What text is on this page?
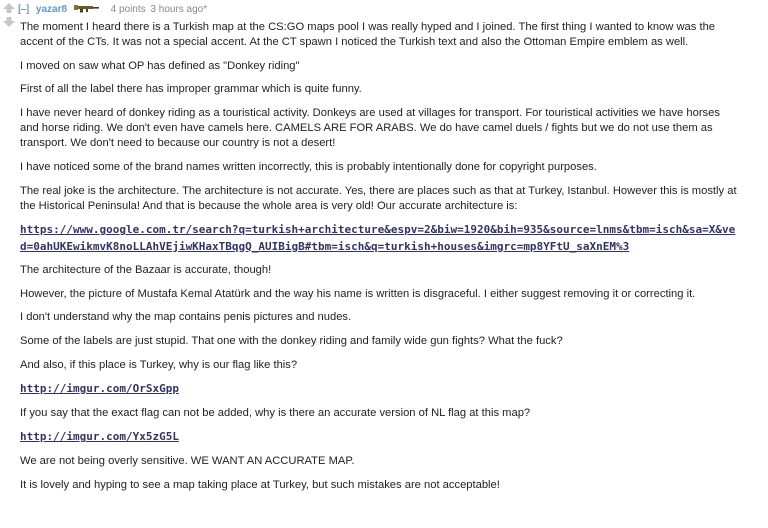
[–] yazar8	4 points 3 hours ago*

The moment I heard there is a Turkish map at the CS:GO maps pool I was really hyped and I joined. The first thing I wanted to know was the accent of the CTs. It was not a special accent. At the CT spawn I noticed the Turkish text and also the Ottoman Empire emblem as well.

I moved on saw what OP has defined as "Donkey riding"

First of all the label there has improper grammar which is quite funny.

I have never heard of donkey riding as a touristical activity. Donkeys are used at villages for transport. For touristical activities we have horses and horse riding. We don't even have camels here. CAMELS ARE FOR ARABS. We do have camel duels / fights but we do not use them as transport. We don't need to because our country is not a desert!

I have noticed some of the brand names written incorrectly, this is probably intentionally done for copyright purposes.

The real joke is the architecture. The architecture is not accurate. Yes, there are places such as that at Turkey, Istanbul. However this is mostly at the Historical Peninsula! And that is because the whole area is very old! Our accurate architecture is:

https://www.google.com.tr/search?q=turkish+architecture&espv=2&biw=1920&bih=935&source=lnms&tbm=isch&sa=X&ved=0ahUKEwikmvK8noLLAhVEjiwKHaxTBqgQ_AUIBigB#tbm=isch&q=turkish+houses&imgrc=mp8YFtU_saXnEM%3

The architecture of the Bazaar is accurate, though!

However, the picture of Mustafa Kemal Atatürk and the way his name is written is disgraceful. I either suggest removing it or correcting it.

I don't understand why the map contains penis pictures and nudes.

Some of the labels are just stupid. That one with the donkey riding and family wide gun fights? What the fuck?

And also, if this place is Turkey, why is our flag like this?

http://imgur.com/OrSxGpp

If you say that the exact flag can not be added, why is there an accurate version of NL flag at this map?

http://imgur.com/Yx5zG5L

We are not being overly sensitive. WE WANT AN ACCURATE MAP.

It is lovely and hyping to see a map taking place at Turkey, but such mistakes are not acceptable!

★ ★ ★ ★ ★ ★ ★

Pull every line containing "text" out of the records.

What text is on this page?
The moment I heard there is a Turkish map at the CS:GO maps pool I was really hyped and I joined. The first thing I wanted to know was the accent of the CTs. It was not a special accent. At the CT spawn I noticed the Turkish text and also the Ottoman Empire emblem as well.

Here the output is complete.